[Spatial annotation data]
+ + + +

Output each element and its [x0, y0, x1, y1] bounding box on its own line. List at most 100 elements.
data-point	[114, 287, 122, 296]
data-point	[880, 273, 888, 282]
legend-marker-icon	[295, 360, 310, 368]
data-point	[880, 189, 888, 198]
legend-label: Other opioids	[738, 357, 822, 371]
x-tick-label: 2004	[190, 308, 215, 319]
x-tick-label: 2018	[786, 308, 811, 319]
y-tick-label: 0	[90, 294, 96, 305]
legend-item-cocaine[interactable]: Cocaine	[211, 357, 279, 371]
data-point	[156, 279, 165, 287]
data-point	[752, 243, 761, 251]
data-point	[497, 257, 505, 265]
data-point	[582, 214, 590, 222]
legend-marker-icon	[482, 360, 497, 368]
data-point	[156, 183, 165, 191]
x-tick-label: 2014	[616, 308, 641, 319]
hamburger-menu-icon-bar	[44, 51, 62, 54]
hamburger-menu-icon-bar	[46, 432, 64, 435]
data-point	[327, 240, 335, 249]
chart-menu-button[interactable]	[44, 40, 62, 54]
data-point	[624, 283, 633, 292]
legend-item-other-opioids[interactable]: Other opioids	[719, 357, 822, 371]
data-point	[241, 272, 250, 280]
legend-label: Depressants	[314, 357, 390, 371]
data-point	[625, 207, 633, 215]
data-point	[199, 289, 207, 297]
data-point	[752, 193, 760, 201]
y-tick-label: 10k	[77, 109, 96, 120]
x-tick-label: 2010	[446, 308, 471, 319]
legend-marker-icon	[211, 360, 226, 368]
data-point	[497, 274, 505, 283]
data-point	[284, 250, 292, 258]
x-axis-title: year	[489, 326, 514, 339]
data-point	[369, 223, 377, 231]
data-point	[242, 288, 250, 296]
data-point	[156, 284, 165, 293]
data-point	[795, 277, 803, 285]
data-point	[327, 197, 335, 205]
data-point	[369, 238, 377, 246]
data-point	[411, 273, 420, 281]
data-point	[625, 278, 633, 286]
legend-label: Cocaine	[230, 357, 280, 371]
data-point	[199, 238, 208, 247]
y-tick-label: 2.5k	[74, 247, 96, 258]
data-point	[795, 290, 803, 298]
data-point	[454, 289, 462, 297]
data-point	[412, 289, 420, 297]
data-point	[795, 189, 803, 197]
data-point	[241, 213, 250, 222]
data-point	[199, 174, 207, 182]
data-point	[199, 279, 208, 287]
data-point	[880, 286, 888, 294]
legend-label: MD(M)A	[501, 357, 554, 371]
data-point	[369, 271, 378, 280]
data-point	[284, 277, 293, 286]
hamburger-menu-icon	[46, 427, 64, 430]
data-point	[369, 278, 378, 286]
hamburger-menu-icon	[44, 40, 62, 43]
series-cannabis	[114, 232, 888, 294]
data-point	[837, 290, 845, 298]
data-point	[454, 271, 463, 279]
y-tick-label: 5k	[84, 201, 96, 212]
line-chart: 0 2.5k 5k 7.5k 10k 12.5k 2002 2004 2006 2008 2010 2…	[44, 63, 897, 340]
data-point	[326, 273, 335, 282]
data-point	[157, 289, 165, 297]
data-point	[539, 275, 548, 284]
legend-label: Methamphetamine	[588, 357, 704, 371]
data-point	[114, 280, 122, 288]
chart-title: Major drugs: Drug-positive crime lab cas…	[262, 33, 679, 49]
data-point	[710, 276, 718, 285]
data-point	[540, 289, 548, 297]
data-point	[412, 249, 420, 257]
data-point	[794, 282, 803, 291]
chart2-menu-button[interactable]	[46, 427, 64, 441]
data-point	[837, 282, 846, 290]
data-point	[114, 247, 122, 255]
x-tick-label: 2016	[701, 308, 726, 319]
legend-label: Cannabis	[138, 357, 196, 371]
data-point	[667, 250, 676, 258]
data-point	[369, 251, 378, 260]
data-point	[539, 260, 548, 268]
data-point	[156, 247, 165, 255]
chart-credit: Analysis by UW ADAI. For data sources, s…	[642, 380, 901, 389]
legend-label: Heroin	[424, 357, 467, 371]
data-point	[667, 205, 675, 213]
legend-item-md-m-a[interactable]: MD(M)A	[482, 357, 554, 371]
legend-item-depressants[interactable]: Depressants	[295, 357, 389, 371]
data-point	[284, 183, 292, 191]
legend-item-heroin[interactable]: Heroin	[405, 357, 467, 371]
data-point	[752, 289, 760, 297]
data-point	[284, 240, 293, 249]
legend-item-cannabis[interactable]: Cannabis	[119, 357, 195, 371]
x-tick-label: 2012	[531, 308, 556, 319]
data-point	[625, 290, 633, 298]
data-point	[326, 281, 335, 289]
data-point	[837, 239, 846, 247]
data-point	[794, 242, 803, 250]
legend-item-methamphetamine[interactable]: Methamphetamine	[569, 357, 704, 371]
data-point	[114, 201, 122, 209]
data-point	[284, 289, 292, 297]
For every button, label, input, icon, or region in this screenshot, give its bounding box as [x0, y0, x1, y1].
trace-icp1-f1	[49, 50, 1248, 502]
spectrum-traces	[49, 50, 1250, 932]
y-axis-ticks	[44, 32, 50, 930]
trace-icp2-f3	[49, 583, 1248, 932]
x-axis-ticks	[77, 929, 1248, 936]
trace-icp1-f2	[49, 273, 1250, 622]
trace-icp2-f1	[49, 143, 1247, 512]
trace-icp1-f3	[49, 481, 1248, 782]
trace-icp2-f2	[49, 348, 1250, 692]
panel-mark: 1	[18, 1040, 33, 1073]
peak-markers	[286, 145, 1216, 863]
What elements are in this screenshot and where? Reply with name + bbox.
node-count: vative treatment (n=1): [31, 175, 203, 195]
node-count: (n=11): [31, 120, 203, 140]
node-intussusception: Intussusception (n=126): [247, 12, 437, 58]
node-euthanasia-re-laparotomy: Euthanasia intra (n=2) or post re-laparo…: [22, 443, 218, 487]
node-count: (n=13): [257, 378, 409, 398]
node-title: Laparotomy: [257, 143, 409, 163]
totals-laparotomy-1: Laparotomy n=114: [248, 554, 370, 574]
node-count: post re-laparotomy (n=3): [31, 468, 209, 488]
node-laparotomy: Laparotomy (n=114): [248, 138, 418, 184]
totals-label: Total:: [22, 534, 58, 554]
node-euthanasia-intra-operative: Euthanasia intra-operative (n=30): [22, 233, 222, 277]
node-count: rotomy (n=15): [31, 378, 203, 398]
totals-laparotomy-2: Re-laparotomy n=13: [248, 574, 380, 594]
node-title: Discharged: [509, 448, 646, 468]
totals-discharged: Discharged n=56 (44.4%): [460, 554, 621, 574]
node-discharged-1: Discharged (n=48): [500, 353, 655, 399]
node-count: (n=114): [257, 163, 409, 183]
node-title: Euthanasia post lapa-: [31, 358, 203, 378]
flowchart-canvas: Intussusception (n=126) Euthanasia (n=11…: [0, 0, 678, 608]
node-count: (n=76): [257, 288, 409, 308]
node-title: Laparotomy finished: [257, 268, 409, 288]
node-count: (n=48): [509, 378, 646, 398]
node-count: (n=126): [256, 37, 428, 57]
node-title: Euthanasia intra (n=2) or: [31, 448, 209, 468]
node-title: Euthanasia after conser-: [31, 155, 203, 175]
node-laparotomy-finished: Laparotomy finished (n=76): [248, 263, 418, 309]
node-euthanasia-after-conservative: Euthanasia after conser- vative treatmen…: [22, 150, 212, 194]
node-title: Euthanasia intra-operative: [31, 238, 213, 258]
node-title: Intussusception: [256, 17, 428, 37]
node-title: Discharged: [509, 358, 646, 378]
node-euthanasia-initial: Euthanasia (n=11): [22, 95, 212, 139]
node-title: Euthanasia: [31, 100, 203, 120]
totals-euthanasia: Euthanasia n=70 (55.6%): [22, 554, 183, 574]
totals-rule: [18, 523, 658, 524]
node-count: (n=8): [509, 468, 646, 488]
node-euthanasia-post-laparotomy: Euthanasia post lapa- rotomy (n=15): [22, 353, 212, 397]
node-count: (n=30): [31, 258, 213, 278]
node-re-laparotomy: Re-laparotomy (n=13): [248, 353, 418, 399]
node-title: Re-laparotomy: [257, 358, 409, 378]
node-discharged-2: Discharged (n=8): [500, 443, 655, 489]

+ + + +

■ Instructions for the task:
Write out the stretch of the data above from its very first line through the line containing "238, 208, 247]", keeping both ends and every character unchanged.

■ Completed task:
Output each element and its [x0, y0, x1, y1] bounding box on its own line. List at most 100 elements.
data-point	[114, 287, 122, 296]
data-point	[880, 273, 888, 282]
legend-marker-icon	[295, 360, 310, 368]
data-point	[880, 189, 888, 198]
legend-label: Other opioids	[738, 357, 822, 371]
x-tick-label: 2004	[190, 308, 215, 319]
x-tick-label: 2018	[786, 308, 811, 319]
y-tick-label: 0	[90, 294, 96, 305]
legend-item-cocaine[interactable]: Cocaine	[211, 357, 279, 371]
data-point	[156, 279, 165, 287]
data-point	[752, 243, 761, 251]
data-point	[497, 257, 505, 265]
data-point	[582, 214, 590, 222]
legend-marker-icon	[482, 360, 497, 368]
data-point	[156, 183, 165, 191]
x-tick-label: 2014	[616, 308, 641, 319]
hamburger-menu-icon-bar	[44, 51, 62, 54]
hamburger-menu-icon-bar	[46, 432, 64, 435]
data-point	[327, 240, 335, 249]
chart-menu-button[interactable]	[44, 40, 62, 54]
data-point	[624, 283, 633, 292]
legend-item-other-opioids[interactable]: Other opioids	[719, 357, 822, 371]
data-point	[241, 272, 250, 280]
legend-label: Depressants	[314, 357, 390, 371]
data-point	[625, 207, 633, 215]
data-point	[199, 289, 207, 297]
data-point	[752, 193, 760, 201]
y-tick-label: 10k	[77, 109, 96, 120]
x-tick-label: 2010	[446, 308, 471, 319]
legend-marker-icon	[211, 360, 226, 368]
data-point	[497, 274, 505, 283]
data-point	[284, 250, 292, 258]
x-axis-title: year	[489, 326, 514, 339]
data-point	[369, 223, 377, 231]
data-point	[242, 288, 250, 296]
data-point	[156, 284, 165, 293]
data-point	[795, 277, 803, 285]
data-point	[327, 197, 335, 205]
data-point	[369, 238, 377, 246]
data-point	[411, 273, 420, 281]
data-point	[625, 278, 633, 286]
legend-label: Cocaine	[230, 357, 280, 371]
data-point	[199, 238, 208, 247]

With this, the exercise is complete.